(Beginning of Records for processing)
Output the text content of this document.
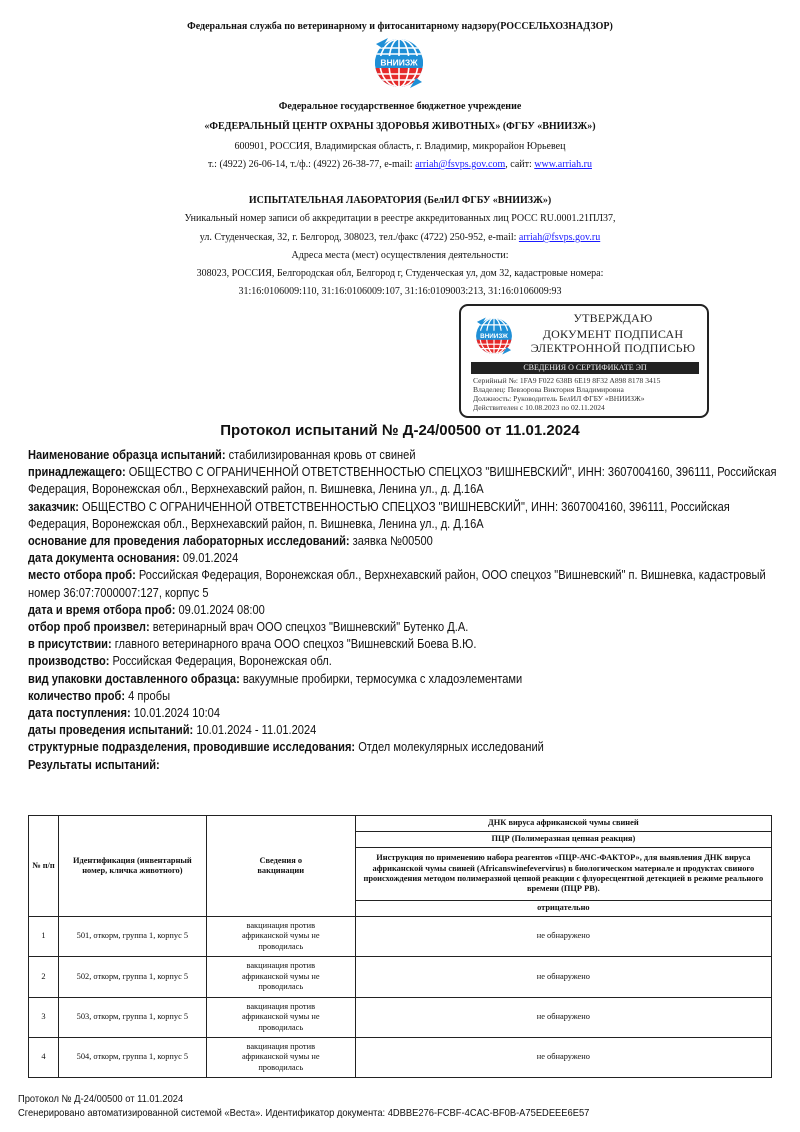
Федеральная служба по ветеринарному и фитосанитарному надзору(РОССЕЛЬХОЗНАДЗОР)
ВНИИЗЖ
Федеральное государственное бюджетное учреждение
«ФЕДЕРАЛЬНЫЙ ЦЕНТР ОХРАНЫ ЗДОРОВЬЯ ЖИВОТНЫХ» (ФГБУ «ВНИИЗЖ»)
600901, РОССИЯ, Владимирская область, г. Владимир, микрорайон Юрьевец
т.: (4922) 26-06-14, т./ф.: (4922) 26-38-77, e-mail: arriah@fsvps.gov.com, сайт: www.arriah.ru
ИСПЫТАТЕЛЬНАЯ ЛАБОРАТОРИЯ (БелИЛ ФГБУ «ВНИИЗЖ»)
Уникальный номер записи об аккредитации в реестре аккредитованных лиц РОСС RU.0001.21ПЛ37,
ул. Студенческая, 32, г. Белгород, 308023, тел./факс (4722) 250-952, e-mail: arriah@fsvps.gov.ru
Адреса места (мест) осуществления деятельности:
308023, РОССИЯ, Белгородская обл, Белгород г, Студенческая ул, дом 32, кадастровые номера:
31:16:0106009:110, 31:16:0106009:107, 31:16:0109003:213, 31:16:0106009:93
ВНИИЗЖ
УТВЕРЖДАЮ
ДОКУМЕНТ ПОДПИСАН
ЭЛЕКТРОННОЙ ПОДПИСЬЮ
СВЕДЕНИЯ О СЕРТИФИКАТЕ ЭП
Серийный №: 1FA9 F022 638B 6E19 8F32 A898 8178 3415
Владелец: Певзорова Виктория Владимировна
Должность: Руководитель БелИЛ ФГБУ «ВНИИЗЖ»
Действителен с 10.08.2023 по 02.11.2024
Протокол испытаний № Д-24/00500 от 11.01.2024
Наименование образца испытаний: стабилизированная кровь от свиней
принадлежащего: ОБЩЕСТВО С ОГРАНИЧЕННОЙ ОТВЕТСТВЕННОСТЬЮ СПЕЦХОЗ "ВИШНЕВСКИЙ", ИНН: 3607004160, 396111, Российская Федерация, Воронежская обл., Верхнехавский район, п. Вишневка, Ленина ул., д. Д.16А
заказчик: ОБЩЕСТВО С ОГРАНИЧЕННОЙ ОТВЕТСТВЕННОСТЬЮ СПЕЦХОЗ "ВИШНЕВСКИЙ", ИНН: 3607004160, 396111, Российская Федерация, Воронежская обл., Верхнехавский район, п. Вишневка, Ленина ул., д. Д.16А
основание для проведения лабораторных исследований: заявка №00500
дата документа основания: 09.01.2024
место отбора проб: Российская Федерация, Воронежская обл., Верхнехавский район, ООО спецхоз "Вишневский" п. Вишневка, кадастровый номер 36:07:7000007:127, корпус 5
дата и время отбора проб: 09.01.2024 08:00
отбор проб произвел: ветеринарный врач ООО спецхоз "Вишневский" Бутенко Д.А.
в присутствии: главного ветеринарного врача ООО спецхоз "Вишневский Боева В.Ю.
производство: Российская Федерация, Воронежская обл.
вид упаковки доставленного образца: вакуумные пробирки, термосумка с хладоэлементами
количество проб: 4 пробы
дата поступления: 10.01.2024 10:04
даты проведения испытаний: 10.01.2024 - 11.01.2024
структурные подразделения, проводившие исследования: Отдел молекулярных исследований
Результаты испытаний:
№ п/п	Идентификация (инвентарный номер, кличка животного)	Сведения о вакцинации	ДНК вируса африканской чумы свиней
			ПЦР (Полимеразная цепная реакция)
			Инструкция по применению набора реагентов «ПЦР-АЧС-ФАКТОР», для выявления ДНК вируса африканской чумы свиней (Africanswinefevervirus) в биологическом материале и продуктах свиного происхождения методом полимеразной цепной реакции с флуоресцентной детекцией в режиме реального времени (ПЦР РВ).
			отрицательно

1	501, откорм, группа 1, корпус 5	вакцинация против африканской чумы не проводилась	не обнаружено
2	502, откорм, группа 1, корпус 5	вакцинация против африканской чумы не проводилась	не обнаружено
3	503, откорм, группа 1, корпус 5	вакцинация против африканской чумы не проводилась	не обнаружено
4	504, откорм, группа 1, корпус 5	вакцинация против африканской чумы не проводилась	не обнаружено
Протокол № Д-24/00500 от 11.01.2024
Сгенерировано автоматизированной системой «Веста». Идентификатор документа: 4DBBE276-FCBF-4CAC-BF0B-A75EDEEE6E57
(End of Records for processing)
### What you have to do
In the data above, how many lines hold the string "проводилась"? Give the number by itself.

### Solution
4